__Stored records__.
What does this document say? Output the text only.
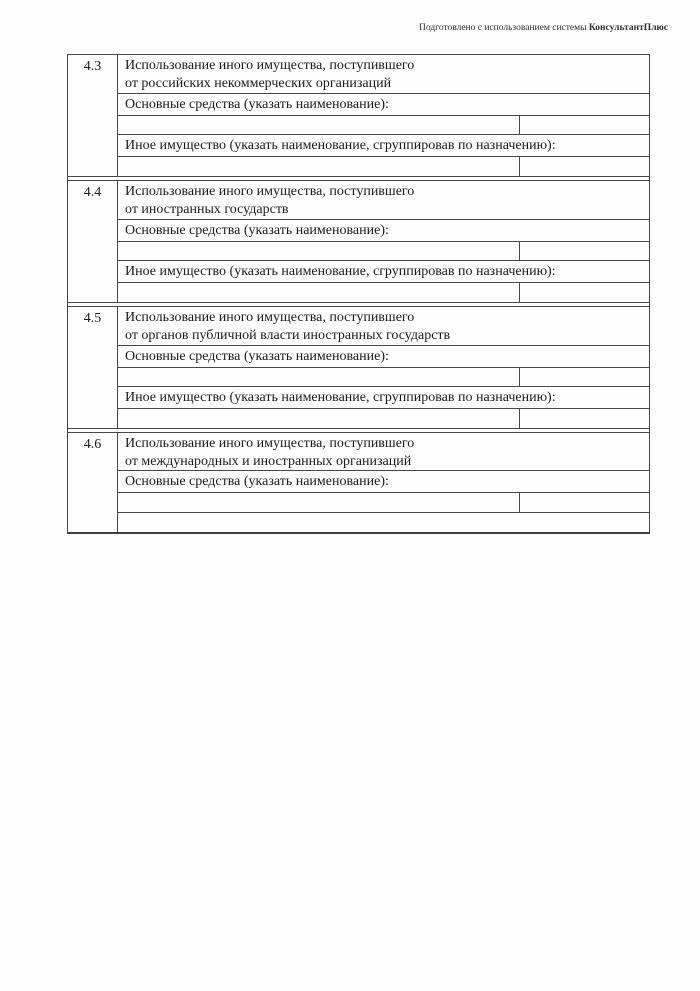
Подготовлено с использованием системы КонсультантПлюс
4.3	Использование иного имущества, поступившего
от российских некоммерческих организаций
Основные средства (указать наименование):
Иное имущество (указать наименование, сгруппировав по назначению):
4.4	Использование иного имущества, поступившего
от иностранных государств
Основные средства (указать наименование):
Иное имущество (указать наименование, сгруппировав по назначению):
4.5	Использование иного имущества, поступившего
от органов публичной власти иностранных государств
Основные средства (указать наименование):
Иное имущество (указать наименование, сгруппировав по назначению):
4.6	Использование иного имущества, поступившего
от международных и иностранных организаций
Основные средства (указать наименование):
...
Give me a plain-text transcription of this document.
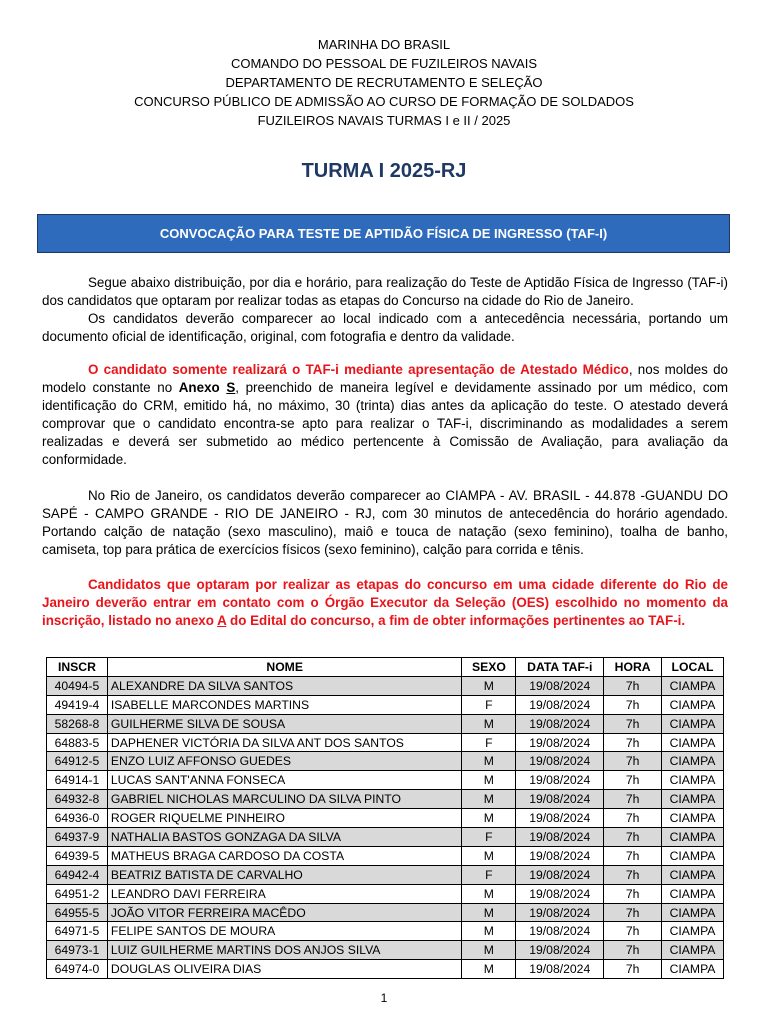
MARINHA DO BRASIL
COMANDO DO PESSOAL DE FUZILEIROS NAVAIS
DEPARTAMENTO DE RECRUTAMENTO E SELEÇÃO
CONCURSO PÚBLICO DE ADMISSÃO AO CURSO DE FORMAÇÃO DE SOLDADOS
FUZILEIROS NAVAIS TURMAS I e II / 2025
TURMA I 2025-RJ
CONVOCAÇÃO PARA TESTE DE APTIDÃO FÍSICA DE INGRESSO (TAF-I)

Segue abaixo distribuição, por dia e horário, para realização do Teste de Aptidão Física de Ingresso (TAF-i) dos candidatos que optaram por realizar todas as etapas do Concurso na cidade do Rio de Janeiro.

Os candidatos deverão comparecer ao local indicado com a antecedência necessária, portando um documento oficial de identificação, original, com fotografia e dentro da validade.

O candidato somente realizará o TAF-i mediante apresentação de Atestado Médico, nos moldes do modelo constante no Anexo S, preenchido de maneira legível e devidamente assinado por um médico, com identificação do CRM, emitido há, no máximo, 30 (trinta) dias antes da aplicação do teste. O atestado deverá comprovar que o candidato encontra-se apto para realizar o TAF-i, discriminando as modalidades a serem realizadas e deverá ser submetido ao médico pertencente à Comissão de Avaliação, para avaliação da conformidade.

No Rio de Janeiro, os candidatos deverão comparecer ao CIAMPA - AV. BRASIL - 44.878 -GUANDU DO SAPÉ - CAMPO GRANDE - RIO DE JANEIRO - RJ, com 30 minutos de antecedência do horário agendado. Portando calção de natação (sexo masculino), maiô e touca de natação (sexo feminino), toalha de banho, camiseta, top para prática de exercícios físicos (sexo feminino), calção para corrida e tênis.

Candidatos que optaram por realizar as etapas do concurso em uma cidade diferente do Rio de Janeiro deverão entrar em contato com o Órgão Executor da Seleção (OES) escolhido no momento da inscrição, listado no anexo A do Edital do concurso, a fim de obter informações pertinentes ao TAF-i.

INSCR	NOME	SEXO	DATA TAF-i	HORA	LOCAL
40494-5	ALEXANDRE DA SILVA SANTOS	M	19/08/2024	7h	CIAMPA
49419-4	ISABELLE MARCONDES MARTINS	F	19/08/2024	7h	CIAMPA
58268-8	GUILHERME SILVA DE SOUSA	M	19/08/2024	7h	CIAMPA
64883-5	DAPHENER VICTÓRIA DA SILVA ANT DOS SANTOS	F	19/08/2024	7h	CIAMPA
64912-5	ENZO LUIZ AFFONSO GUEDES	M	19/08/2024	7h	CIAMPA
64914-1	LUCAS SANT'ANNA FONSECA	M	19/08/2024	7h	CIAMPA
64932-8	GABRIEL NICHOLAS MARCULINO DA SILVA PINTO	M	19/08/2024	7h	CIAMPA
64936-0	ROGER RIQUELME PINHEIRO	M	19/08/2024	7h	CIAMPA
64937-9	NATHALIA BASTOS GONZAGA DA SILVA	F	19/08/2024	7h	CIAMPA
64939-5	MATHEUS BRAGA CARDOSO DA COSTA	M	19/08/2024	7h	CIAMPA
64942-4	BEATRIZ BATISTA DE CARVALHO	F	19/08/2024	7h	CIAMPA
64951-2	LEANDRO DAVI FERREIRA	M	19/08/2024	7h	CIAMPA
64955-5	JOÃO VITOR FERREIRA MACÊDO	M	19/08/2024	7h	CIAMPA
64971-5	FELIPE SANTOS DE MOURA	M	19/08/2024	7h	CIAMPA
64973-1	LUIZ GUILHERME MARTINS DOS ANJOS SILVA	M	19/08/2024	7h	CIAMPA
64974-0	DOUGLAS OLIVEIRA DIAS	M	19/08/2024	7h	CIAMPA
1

__Exercise goal__.
Report how many lines include the word "etapas". Give nothing but the number.

__Answer to this task__.
2